TASK INPUTS |

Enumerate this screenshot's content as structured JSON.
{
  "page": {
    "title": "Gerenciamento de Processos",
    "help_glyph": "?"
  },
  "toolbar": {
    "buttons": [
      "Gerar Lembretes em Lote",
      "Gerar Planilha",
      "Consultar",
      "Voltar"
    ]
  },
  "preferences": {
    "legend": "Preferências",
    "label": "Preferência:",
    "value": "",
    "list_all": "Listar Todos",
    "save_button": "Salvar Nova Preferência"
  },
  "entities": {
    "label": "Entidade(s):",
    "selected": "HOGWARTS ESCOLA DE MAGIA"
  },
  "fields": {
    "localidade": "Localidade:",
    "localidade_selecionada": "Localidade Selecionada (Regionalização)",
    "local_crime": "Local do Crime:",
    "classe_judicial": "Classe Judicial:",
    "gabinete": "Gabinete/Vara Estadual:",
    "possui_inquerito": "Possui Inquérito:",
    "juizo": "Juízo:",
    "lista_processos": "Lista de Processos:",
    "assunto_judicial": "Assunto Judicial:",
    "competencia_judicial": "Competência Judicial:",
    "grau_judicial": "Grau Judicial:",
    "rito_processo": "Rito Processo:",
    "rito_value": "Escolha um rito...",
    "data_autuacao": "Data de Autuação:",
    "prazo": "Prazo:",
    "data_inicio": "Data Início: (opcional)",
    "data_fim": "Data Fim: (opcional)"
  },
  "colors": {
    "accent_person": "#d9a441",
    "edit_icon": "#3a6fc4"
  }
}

...

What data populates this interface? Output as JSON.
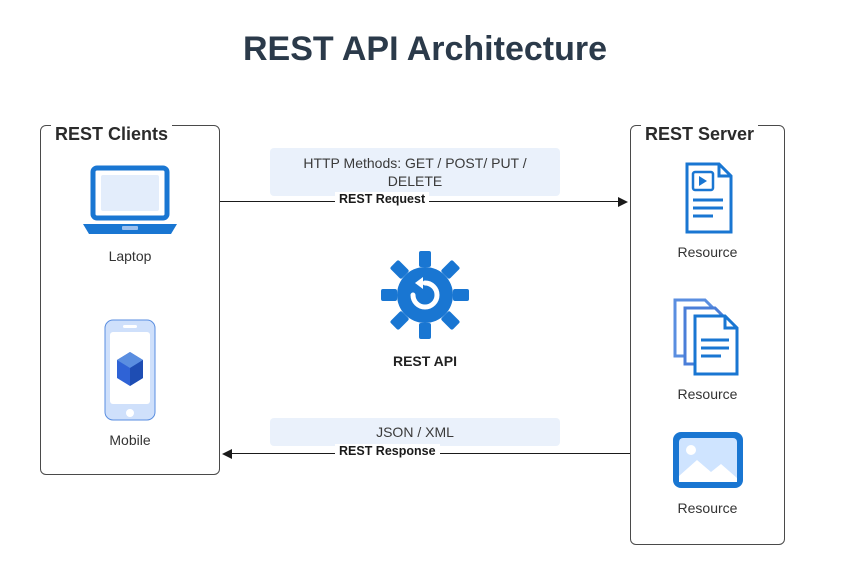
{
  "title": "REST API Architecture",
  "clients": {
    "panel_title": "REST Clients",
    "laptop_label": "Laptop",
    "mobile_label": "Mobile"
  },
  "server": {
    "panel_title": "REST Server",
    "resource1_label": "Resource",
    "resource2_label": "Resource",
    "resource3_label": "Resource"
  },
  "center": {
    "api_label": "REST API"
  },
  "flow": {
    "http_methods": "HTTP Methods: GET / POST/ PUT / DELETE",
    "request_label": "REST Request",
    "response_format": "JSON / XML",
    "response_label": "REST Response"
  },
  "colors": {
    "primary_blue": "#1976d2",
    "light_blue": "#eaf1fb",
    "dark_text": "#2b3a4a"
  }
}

REQUIRED TASK |
Filter the entries and copy out every line with the word "Judicial".

THE COMPLETED TASK |
    "classe_judicial": "Classe Judicial:",
    "assunto_judicial": "Assunto Judicial:",
    "competencia_judicial": "Competência Judicial:",
    "grau_judicial": "Grau Judicial:",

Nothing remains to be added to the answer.